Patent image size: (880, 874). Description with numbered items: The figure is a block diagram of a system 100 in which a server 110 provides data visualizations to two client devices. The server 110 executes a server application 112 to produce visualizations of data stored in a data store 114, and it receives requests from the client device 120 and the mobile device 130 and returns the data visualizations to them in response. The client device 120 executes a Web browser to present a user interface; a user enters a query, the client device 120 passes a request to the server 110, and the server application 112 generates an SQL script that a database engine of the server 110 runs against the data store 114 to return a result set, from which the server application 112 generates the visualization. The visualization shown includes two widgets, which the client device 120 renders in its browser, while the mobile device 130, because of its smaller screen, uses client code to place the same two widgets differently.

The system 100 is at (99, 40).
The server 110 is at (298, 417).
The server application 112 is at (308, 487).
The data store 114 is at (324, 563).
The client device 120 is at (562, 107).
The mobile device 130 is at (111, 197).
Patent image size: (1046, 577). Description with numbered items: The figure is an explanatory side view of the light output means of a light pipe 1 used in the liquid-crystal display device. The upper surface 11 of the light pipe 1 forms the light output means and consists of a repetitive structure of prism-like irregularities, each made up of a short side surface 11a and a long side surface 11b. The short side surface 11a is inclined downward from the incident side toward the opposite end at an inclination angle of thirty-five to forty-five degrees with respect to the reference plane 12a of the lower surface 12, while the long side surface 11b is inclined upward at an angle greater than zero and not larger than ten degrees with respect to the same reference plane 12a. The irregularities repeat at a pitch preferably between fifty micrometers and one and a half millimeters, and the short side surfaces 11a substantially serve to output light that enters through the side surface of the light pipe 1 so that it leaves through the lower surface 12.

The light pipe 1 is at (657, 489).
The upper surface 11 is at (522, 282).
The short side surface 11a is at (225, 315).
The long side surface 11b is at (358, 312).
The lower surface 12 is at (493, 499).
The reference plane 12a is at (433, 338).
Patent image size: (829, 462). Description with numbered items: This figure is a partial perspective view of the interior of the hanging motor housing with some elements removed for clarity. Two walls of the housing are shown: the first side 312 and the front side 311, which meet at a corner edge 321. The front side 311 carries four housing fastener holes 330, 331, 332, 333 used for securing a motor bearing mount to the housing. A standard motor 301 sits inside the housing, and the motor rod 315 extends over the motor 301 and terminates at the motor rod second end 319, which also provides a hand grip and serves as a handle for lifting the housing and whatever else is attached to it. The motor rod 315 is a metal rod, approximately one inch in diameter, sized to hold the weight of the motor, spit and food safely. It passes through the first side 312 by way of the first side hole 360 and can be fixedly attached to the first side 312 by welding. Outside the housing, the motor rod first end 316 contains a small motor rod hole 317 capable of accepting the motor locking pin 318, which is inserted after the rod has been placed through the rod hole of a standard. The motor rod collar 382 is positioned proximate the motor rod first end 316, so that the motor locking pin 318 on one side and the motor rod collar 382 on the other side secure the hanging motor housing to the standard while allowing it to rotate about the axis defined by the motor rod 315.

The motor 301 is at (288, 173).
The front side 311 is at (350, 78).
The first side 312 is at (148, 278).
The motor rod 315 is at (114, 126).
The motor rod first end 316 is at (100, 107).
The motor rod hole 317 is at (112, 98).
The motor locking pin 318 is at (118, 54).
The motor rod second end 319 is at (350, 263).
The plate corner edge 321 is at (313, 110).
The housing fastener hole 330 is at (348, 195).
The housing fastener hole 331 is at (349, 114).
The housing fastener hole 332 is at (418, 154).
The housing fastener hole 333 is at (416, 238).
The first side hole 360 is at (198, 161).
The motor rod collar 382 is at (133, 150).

● ● ● ● ●

Identify each line of the listing above that contains the word "mobile", and copy those lines in full.

Patent image size: (880, 874). Description with numbered items: The figure is a block diagram of a system 100 in which a server 110 provides data visualizations to two client devices. The server 110 executes a server application 112 to produce visualizations of data stored in a data store 114, and it receives requests from the client device 120 and the mobile device 130 and returns the data visualizations to them in response. The client device 120 executes a Web browser to present a user interface; a user enters a query, the client device 120 passes a request to the server 110, and the server application 112 generates an SQL script that a database engine of the server 110 runs against the data store 114 to return a result set, from which the server application 112 generates the visualization. The visualization shown includes two widgets, which the client device 120 renders in its browser, while the mobile device 130, because of its smaller screen, uses client code to place the same two widgets differently.
The mobile device 130 is at (111, 197).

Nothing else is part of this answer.